- [Written problem]: State the number of lines in these records that include the word "What", and add nothing to it.

- [Data for the task]:
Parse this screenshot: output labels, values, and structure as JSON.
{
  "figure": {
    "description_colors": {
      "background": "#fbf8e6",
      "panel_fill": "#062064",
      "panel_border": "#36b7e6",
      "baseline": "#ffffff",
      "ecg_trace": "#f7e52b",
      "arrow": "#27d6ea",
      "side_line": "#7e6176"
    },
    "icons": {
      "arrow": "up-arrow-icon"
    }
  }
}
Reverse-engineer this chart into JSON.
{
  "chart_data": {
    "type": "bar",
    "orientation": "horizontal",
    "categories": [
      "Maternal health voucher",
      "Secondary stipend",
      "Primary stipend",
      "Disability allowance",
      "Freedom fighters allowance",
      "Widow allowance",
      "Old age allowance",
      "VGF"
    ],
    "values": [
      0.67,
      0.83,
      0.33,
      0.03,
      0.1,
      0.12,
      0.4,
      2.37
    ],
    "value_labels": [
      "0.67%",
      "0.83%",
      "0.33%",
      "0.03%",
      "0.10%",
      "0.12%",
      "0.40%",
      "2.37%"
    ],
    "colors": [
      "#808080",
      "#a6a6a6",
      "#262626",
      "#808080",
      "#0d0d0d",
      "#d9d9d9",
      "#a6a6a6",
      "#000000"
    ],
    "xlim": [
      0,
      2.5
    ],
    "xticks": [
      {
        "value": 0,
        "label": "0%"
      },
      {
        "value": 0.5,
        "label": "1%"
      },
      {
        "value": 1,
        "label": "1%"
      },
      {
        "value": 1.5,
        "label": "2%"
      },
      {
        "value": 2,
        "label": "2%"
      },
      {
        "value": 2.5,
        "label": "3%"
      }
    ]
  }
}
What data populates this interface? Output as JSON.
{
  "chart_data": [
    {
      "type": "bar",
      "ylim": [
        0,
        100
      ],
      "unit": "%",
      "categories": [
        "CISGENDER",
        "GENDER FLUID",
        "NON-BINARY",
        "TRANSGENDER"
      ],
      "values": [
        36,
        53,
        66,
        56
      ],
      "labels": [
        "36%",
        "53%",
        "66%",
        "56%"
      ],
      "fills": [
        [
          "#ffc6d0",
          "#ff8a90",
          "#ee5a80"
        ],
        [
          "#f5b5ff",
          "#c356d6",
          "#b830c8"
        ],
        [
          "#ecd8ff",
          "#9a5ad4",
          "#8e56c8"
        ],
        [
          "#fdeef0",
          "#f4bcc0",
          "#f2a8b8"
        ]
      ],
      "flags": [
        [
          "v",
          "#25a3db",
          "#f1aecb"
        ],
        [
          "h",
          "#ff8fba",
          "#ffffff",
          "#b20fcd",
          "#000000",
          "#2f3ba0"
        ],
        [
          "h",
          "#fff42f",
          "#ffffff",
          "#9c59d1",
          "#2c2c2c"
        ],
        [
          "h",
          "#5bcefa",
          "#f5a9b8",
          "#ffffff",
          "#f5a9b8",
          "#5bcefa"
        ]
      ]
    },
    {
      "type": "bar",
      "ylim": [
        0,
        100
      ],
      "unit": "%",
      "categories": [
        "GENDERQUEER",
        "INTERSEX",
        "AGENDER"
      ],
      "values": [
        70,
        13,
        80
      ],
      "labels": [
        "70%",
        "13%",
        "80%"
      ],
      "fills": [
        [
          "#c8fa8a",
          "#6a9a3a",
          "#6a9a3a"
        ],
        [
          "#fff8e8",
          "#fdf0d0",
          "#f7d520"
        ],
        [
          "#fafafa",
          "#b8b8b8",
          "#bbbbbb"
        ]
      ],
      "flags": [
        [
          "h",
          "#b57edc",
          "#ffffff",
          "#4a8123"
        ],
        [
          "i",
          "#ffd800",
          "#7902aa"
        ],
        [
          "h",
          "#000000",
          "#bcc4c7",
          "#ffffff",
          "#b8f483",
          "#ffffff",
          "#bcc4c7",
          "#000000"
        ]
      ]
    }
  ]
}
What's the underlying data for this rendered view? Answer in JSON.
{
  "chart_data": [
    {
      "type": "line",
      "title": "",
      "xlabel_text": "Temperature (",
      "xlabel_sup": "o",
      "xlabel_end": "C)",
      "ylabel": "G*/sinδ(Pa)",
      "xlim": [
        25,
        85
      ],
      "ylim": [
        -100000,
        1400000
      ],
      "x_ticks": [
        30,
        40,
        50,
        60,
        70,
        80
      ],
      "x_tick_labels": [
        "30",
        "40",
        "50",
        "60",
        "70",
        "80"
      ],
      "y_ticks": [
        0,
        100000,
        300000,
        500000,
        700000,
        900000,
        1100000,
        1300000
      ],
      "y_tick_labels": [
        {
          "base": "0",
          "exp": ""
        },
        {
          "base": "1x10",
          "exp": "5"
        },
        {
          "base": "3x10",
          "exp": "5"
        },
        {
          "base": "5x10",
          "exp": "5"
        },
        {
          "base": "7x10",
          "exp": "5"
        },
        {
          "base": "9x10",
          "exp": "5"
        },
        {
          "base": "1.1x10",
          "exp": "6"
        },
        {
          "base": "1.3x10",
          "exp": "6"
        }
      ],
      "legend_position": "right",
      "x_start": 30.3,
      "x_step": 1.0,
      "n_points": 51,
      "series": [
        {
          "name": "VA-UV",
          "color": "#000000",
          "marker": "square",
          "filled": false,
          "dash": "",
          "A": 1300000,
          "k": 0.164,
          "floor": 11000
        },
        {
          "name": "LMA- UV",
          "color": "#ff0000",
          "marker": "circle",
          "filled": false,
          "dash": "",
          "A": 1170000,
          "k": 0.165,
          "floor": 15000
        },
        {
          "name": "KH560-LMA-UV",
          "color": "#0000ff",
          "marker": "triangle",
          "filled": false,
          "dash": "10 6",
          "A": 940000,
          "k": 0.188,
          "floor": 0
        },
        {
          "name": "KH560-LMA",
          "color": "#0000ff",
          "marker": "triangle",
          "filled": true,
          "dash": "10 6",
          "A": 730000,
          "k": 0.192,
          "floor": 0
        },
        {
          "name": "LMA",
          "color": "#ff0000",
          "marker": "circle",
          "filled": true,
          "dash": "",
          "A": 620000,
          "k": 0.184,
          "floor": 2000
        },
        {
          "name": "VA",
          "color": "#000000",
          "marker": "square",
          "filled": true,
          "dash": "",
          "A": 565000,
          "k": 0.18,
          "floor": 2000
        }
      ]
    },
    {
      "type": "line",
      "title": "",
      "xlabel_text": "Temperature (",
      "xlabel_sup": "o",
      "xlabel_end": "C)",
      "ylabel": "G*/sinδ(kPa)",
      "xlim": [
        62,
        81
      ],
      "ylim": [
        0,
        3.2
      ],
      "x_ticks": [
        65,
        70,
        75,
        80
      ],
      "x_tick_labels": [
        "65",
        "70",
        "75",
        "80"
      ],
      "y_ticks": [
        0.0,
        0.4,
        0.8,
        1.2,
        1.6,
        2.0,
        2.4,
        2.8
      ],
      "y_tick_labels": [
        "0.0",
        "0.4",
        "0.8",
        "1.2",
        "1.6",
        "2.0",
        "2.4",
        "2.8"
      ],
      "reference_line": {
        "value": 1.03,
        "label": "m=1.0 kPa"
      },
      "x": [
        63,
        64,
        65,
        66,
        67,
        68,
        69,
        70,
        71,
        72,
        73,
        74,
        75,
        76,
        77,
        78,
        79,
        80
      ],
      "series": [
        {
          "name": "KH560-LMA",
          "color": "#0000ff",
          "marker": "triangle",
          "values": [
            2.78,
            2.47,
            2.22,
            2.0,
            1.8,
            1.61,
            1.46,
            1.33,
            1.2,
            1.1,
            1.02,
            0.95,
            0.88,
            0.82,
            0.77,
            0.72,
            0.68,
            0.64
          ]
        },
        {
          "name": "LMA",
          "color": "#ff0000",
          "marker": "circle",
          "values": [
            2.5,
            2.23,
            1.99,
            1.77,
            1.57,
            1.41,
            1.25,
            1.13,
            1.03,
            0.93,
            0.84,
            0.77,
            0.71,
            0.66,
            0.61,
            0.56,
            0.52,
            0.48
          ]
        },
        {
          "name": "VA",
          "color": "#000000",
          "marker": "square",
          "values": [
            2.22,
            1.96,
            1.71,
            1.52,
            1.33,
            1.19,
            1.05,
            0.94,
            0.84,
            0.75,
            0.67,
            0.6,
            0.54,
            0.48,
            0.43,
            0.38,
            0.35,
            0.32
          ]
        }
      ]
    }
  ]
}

- [Response]: 2